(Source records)
- - -

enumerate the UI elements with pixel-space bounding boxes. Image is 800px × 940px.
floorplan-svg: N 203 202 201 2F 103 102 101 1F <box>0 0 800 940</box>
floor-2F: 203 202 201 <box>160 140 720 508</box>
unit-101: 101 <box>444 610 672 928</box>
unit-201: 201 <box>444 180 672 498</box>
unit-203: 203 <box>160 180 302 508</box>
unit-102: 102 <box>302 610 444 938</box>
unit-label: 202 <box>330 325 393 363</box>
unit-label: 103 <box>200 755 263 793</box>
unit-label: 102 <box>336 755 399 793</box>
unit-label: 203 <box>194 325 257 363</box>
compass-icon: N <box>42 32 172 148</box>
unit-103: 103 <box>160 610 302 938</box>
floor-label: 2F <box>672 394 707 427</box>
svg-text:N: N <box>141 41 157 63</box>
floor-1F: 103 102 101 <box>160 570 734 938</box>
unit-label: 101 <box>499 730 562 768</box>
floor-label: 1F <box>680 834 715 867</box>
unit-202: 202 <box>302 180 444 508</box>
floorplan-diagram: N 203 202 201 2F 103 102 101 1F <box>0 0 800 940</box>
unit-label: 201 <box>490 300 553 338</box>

- - -

### PROBLEM DETAILS
Update the lines above by changing every "unit-label" to "room-label" and leaving the rest untouched.

### EXERCISE RESULT
enumerate the UI elements with pixel-space bounding boxes. Image is 800px × 940px.
floorplan-svg: N 203 202 201 2F 103 102 101 1F <box>0 0 800 940</box>
floor-2F: 203 202 201 <box>160 140 720 508</box>
unit-101: 101 <box>444 610 672 928</box>
unit-201: 201 <box>444 180 672 498</box>
unit-203: 203 <box>160 180 302 508</box>
unit-102: 102 <box>302 610 444 938</box>
room-label: 202 <box>330 325 393 363</box>
room-label: 103 <box>200 755 263 793</box>
room-label: 102 <box>336 755 399 793</box>
room-label: 203 <box>194 325 257 363</box>
compass-icon: N <box>42 32 172 148</box>
unit-103: 103 <box>160 610 302 938</box>
floor-label: 2F <box>672 394 707 427</box>
svg-text:N: N <box>141 41 157 63</box>
floor-1F: 103 102 101 <box>160 570 734 938</box>
room-label: 101 <box>499 730 562 768</box>
floor-label: 1F <box>680 834 715 867</box>
unit-202: 202 <box>302 180 444 508</box>
floorplan-diagram: N 203 202 201 2F 103 102 101 1F <box>0 0 800 940</box>
room-label: 201 <box>490 300 553 338</box>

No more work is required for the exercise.